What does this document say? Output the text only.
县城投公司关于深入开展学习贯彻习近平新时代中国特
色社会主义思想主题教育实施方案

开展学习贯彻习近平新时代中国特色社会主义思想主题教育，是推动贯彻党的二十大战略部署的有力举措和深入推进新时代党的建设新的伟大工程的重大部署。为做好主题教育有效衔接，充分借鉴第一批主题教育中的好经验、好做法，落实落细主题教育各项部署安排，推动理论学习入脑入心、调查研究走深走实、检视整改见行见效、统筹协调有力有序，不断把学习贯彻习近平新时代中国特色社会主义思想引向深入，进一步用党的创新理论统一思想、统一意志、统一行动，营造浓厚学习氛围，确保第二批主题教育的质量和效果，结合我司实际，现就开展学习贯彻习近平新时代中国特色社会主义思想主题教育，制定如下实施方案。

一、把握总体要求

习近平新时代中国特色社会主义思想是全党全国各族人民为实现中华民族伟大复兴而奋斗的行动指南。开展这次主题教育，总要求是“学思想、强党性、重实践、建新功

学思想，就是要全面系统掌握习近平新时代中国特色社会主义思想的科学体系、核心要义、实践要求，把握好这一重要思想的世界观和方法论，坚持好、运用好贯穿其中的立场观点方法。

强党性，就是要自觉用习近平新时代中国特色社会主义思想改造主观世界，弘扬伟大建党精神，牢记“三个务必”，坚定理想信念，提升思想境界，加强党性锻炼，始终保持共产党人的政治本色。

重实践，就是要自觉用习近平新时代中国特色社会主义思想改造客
----
• [SHORT EXERCISE]: Copy all the records above precisely.

• [EXPECTED OUTPUT]:
What does this document say? Output the text only.
县城投公司关于深入开展学习贯彻习近平新时代中国特
色社会主义思想主题教育实施方案

开展学习贯彻习近平新时代中国特色社会主义思想主题教育，是推动贯彻党的二十大战略部署的有力举措和深入推进新时代党的建设新的伟大工程的重大部署。为做好主题教育有效衔接，充分借鉴第一批主题教育中的好经验、好做法，落实落细主题教育各项部署安排，推动理论学习入脑入心、调查研究走深走实、检视整改见行见效、统筹协调有力有序，不断把学习贯彻习近平新时代中国特色社会主义思想引向深入，进一步用党的创新理论统一思想、统一意志、统一行动，营造浓厚学习氛围，确保第二批主题教育的质量和效果，结合我司实际，现就开展学习贯彻习近平新时代中国特色社会主义思想主题教育，制定如下实施方案。

一、把握总体要求

习近平新时代中国特色社会主义思想是全党全国各族人民为实现中华民族伟大复兴而奋斗的行动指南。开展这次主题教育，总要求是“学思想、强党性、重实践、建新功

学思想，就是要全面系统掌握习近平新时代中国特色社会主义思想的科学体系、核心要义、实践要求，把握好这一重要思想的世界观和方法论，坚持好、运用好贯穿其中的立场观点方法。

强党性，就是要自觉用习近平新时代中国特色社会主义思想改造主观世界，弘扬伟大建党精神，牢记“三个务必”，坚定理想信念，提升思想境界，加强党性锻炼，始终保持共产党人的政治本色。

重实践，就是要自觉用习近平新时代中国特色社会主义思想改造客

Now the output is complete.